> _What is needed_:
Go through the listing and copy each line with the string "values".

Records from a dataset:
# # # # # # #
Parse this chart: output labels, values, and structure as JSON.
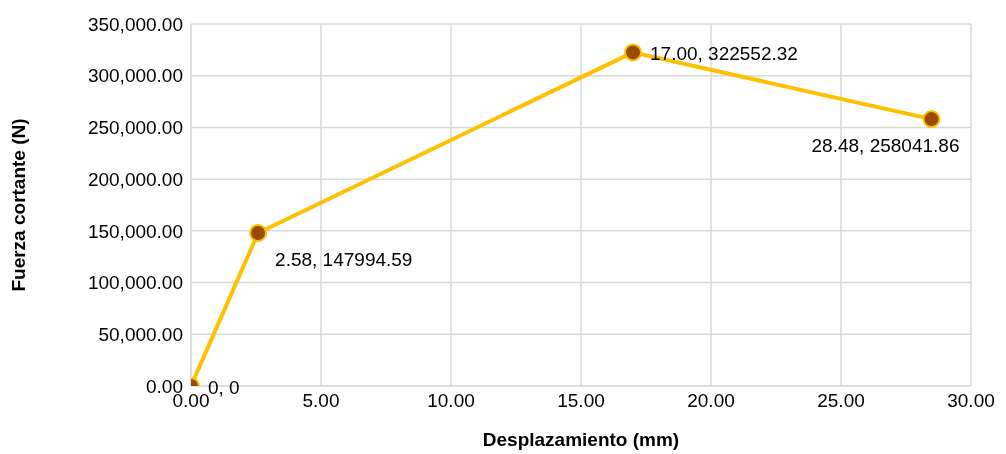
{
  "chart_data": {
    "type": "line",
    "xlabel": "Desplazamiento (mm)",
    "ylabel": "Fuerza cortante (N)",
    "x": [
      0,
      2.58,
      17,
      28.48
    ],
    "series": [
      {
        "color": "#ffc000",
        "values": [
          0,
          147994.59,
          322552.32,
          258041.86
        ],
        "value_labels": [
          "0, 0",
          "2.58, 147994.59",
          "17.00, 322552.32",
          "28.48, 258041.86"
        ]
      }
    ],
    "xlim": [
      0,
      30
    ],
    "xticks": [
      {
        "value": 0,
        "label": "0.00"
      },
      {
        "value": 5,
        "label": "5.00"
      },
      {
        "value": 10,
        "label": "10.00"
      },
      {
        "value": 15,
        "label": "15.00"
      },
      {
        "value": 20,
        "label": "20.00"
      },
      {
        "value": 25,
        "label": "25.00"
      },
      {
        "value": 30,
        "label": "30.00"
      }
    ],
    "ylim": [
      0,
      350000
    ],
    "yticks": [
      {
        "value": 0,
        "label": "0.00"
      },
      {
        "value": 50000,
        "label": "50,000.00"
      },
      {
        "value": 100000,
        "label": "100,000.00"
      },
      {
        "value": 150000,
        "label": "150,000.00"
      },
      {
        "value": 200000,
        "label": "200,000.00"
      },
      {
        "value": 250000,
        "label": "250,000.00"
      },
      {
        "value": 300000,
        "label": "300,000.00"
      },
      {
        "value": 350000,
        "label": "350,000.00"
      }
    ],
    "grid": true,
    "marker": "circle",
    "line_style": "solid"
  }
}
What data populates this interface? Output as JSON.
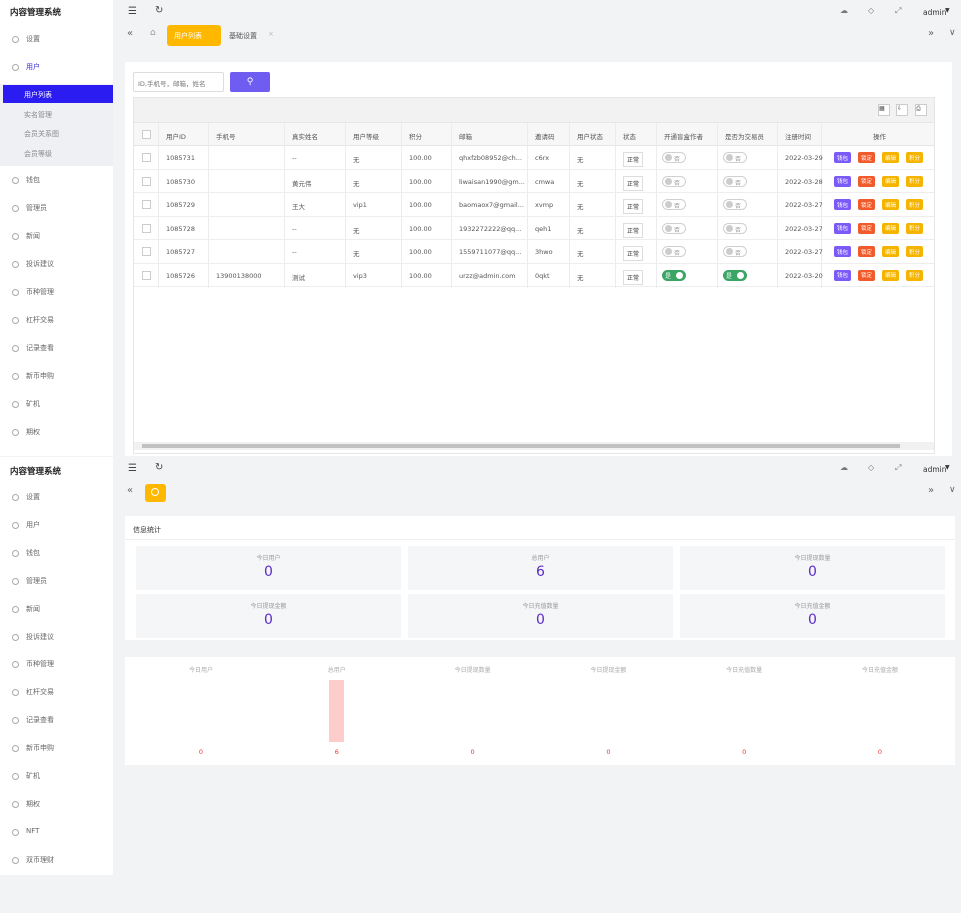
{
  "screens": [
    {
      "brand": "内容管理系统",
      "user": "admin",
      "tabs": [
        "用户列表",
        "基础设置"
      ],
      "menu": [
        "设置",
        "用户",
        "钱包",
        "管理员",
        "新闻",
        "投诉建议",
        "币种管理",
        "杠杆交易",
        "记录查看",
        "新币申购",
        "矿机",
        "期权"
      ],
      "submenu": [
        "用户列表",
        "实名管理",
        "会员关系图",
        "会员等级"
      ],
      "search_placeholder": "ID,手机号，邮箱，姓名",
      "table": {
        "columns": [
          "用户ID",
          "手机号",
          "真实姓名",
          "用户等级",
          "积分",
          "邮箱",
          "邀请码",
          "用户状态",
          "状态",
          "开通盲盒作者",
          "是否为交易员",
          "注册时间",
          "操作"
        ],
        "rows": [
          [
            1085731,
            null,
            "--",
            "无",
            "100.00",
            "qhxfzb08952@ch...",
            "c6rx",
            "无",
            "正常",
            "否",
            "否",
            "2022-03-29"
          ],
          [
            1085730,
            null,
            "黄元伟",
            "无",
            "100.00",
            "liwaisan1990@gm...",
            "cmwa",
            "无",
            "正常",
            "否",
            "否",
            "2022-03-28"
          ],
          [
            1085729,
            null,
            "王大",
            "vip1",
            "100.00",
            "baomaox7@gmail...",
            "xvmp",
            "无",
            "正常",
            "否",
            "否",
            "2022-03-27"
          ],
          [
            1085728,
            null,
            "--",
            "无",
            "100.00",
            "1932272222@qq...",
            "qeh1",
            "无",
            "正常",
            "否",
            "否",
            "2022-03-27"
          ],
          [
            1085727,
            null,
            "--",
            "无",
            "100.00",
            "1559711077@qq...",
            "3hwo",
            "无",
            "正常",
            "否",
            "否",
            "2022-03-27"
          ],
          [
            1085726,
            13900138000,
            "测试",
            "vip3",
            "100.00",
            "urzz@admin.com",
            "0qkt",
            "无",
            "正常",
            "是",
            "是",
            "2022-03-20"
          ]
        ],
        "actions": [
          "钱包",
          "锁定",
          "编辑",
          "积分"
        ]
      }
    },
    {
      "brand": "内容管理系统",
      "user": "admin",
      "menu": [
        "设置",
        "用户",
        "钱包",
        "管理员",
        "新闻",
        "投诉建议",
        "币种管理",
        "杠杆交易",
        "记录查看",
        "新币申购",
        "矿机",
        "期权",
        "NFT",
        "双币理财"
      ],
      "panel_title": "信息统计",
      "stats": [
        {
          "label": "今日用户",
          "value": 0
        },
        {
          "label": "总用户",
          "value": 6
        },
        {
          "label": "今日提现数量",
          "value": 0
        },
        {
          "label": "今日提现金额",
          "value": 0
        },
        {
          "label": "今日充值数量",
          "value": 0
        },
        {
          "label": "今日充值金额",
          "value": 0
        }
      ]
    }
  ],
  "chart_data": {
    "type": "bar",
    "categories": [
      "今日用户",
      "总用户",
      "今日提现数量",
      "今日提现金额",
      "今日充值数量",
      "今日充值金额"
    ],
    "values": [
      0,
      6,
      0,
      0,
      0,
      0
    ],
    "color": "#ffcccc"
  }
}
# # # # # # #
> _The result_:
Parse this chart: output labels, values, and structure as JSON.
        "values": [
    "values": [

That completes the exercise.